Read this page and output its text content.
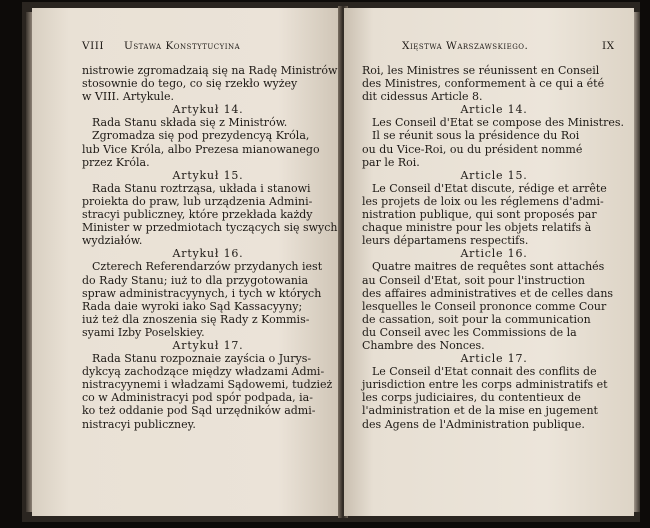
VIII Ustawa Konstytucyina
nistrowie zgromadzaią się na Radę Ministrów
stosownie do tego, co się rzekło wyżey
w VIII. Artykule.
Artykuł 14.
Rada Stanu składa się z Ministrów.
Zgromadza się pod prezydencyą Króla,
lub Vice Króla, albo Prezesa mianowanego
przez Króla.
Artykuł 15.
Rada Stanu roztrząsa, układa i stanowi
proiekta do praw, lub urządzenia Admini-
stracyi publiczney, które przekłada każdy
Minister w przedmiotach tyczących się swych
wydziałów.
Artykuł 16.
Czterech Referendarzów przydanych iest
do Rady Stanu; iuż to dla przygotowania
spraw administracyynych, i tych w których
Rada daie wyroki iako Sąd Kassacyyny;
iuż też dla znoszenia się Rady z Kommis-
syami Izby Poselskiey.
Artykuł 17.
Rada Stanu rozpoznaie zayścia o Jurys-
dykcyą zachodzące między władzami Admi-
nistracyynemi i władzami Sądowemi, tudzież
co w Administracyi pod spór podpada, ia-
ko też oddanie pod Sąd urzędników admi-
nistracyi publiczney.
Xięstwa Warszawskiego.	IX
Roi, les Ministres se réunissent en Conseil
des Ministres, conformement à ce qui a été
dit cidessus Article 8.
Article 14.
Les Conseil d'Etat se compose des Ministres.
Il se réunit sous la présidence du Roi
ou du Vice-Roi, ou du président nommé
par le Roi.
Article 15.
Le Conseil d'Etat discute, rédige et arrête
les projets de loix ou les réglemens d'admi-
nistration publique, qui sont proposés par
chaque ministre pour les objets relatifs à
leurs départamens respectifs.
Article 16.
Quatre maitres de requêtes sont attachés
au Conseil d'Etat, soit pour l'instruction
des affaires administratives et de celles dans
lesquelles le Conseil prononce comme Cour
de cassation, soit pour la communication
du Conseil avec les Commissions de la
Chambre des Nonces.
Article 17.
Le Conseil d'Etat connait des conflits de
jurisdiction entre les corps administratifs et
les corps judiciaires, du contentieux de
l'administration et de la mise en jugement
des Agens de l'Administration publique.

= WHAT THE TASK REQUIRES =
Determine the number of lines in the entries above where the string "Króla" appears. Answer with the number alone.

= RIGHT ANSWER =
3